Exercise: Each line in the entries below that holds the word "Multiple" belongs in the answer.

Stored data entries:
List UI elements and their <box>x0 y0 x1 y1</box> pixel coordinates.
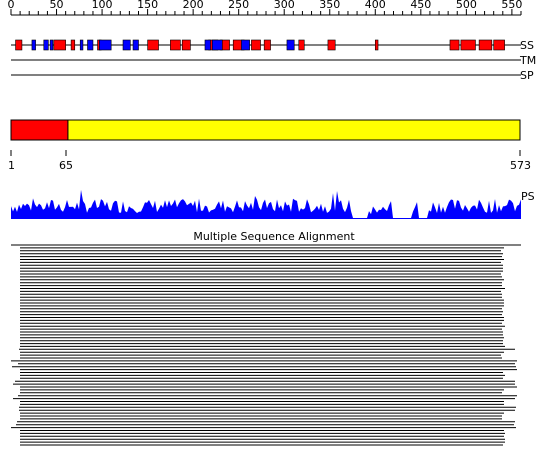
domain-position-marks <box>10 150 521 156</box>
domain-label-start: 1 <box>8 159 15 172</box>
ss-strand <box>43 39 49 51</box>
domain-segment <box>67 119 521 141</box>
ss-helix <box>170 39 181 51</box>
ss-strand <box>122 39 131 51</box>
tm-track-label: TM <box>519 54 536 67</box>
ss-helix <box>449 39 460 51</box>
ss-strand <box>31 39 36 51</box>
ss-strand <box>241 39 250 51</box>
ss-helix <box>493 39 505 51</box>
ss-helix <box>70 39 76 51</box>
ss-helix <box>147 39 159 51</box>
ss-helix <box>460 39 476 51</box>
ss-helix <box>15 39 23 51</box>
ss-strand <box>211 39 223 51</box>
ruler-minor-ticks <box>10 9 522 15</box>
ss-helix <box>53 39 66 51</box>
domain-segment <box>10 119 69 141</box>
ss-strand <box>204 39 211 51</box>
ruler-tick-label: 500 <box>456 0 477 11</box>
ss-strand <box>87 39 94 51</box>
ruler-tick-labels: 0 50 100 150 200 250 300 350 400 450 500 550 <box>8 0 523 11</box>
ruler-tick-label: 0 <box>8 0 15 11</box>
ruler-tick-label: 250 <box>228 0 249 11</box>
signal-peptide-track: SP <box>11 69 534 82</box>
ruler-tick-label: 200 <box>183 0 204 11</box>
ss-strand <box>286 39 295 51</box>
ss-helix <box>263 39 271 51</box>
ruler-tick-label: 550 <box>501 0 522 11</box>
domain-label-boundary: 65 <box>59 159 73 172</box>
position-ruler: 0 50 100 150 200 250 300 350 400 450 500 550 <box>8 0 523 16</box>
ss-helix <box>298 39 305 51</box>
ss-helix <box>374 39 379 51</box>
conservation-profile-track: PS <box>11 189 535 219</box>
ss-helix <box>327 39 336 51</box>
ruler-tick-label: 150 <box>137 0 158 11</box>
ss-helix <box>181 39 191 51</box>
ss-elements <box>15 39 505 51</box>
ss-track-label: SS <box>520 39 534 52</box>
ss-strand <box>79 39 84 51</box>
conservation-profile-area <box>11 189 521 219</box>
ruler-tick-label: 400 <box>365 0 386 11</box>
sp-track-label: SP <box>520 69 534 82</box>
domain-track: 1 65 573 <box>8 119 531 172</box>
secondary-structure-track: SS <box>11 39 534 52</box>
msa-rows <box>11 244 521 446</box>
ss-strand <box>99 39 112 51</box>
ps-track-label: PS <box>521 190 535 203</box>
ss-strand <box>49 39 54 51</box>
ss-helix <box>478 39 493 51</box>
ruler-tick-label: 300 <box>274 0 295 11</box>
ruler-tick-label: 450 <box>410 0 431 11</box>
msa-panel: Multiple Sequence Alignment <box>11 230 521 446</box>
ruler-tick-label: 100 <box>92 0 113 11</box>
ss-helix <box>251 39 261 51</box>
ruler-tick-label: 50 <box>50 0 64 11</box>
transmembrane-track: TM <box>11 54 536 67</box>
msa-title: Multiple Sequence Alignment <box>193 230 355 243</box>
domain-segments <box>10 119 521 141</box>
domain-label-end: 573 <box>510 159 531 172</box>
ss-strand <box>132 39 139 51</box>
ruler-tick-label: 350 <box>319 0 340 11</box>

--

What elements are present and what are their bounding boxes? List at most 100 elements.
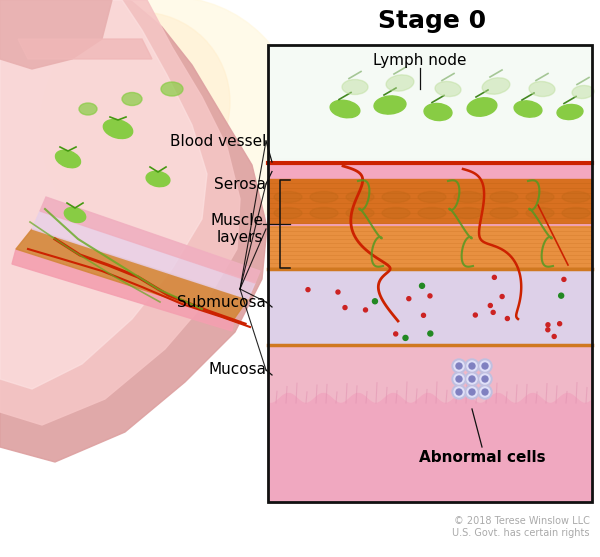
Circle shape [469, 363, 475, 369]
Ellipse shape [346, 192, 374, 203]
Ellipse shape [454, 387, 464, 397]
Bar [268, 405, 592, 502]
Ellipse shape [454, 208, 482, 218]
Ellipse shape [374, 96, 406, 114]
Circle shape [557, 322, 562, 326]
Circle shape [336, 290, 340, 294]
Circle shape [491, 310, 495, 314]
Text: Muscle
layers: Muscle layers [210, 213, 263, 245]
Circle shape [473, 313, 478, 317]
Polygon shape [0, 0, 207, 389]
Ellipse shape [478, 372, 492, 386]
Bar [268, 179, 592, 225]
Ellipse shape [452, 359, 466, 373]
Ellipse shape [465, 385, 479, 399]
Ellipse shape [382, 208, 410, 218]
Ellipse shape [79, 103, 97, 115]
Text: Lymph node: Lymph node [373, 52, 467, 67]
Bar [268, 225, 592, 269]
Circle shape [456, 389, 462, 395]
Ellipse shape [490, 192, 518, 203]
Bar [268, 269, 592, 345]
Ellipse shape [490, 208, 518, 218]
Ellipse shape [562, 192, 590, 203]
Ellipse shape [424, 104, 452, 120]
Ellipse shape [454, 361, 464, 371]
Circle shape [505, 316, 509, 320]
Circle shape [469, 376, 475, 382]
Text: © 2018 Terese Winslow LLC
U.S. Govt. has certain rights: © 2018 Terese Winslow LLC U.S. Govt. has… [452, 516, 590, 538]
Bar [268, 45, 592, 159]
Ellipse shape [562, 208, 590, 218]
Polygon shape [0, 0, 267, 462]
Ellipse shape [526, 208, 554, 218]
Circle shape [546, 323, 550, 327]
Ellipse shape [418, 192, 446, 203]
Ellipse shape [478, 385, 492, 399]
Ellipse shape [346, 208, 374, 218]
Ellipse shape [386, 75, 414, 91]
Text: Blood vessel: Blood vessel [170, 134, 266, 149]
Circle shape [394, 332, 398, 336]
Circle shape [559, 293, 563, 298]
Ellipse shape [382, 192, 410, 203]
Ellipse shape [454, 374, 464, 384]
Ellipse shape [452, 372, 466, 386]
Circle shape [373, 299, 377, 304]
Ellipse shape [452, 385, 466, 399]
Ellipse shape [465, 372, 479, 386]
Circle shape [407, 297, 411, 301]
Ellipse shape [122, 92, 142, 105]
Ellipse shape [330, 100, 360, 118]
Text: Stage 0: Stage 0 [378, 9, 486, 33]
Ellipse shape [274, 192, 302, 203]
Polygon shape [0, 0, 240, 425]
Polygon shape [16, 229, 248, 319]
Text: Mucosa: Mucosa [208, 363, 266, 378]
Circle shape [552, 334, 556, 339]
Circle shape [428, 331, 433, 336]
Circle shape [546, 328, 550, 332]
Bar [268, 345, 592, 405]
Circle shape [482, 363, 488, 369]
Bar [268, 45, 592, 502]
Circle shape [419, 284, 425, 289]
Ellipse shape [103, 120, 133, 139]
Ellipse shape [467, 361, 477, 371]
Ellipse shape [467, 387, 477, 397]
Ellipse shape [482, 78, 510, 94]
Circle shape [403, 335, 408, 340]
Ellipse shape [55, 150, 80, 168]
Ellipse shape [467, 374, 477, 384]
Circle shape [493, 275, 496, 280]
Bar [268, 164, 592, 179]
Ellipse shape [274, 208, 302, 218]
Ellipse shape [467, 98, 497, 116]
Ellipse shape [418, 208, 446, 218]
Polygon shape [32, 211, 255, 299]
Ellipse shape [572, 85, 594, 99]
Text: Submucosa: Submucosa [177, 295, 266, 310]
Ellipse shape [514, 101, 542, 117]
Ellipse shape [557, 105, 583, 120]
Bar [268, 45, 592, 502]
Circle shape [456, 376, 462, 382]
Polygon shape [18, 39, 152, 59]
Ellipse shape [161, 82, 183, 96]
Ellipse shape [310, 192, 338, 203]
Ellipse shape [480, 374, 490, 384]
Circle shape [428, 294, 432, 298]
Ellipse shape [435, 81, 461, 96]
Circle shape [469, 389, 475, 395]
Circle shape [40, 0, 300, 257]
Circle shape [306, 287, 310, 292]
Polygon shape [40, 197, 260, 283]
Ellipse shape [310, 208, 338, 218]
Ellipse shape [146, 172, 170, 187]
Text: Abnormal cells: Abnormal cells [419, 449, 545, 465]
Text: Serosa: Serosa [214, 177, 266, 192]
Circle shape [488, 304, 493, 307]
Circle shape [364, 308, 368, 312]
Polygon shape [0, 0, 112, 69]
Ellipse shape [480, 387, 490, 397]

Expected answer:
msa-panel: Multiple Sequence Alignment <box>11 230 521 446</box>
msa-title: Multiple Sequence Alignment <box>193 230 355 243</box>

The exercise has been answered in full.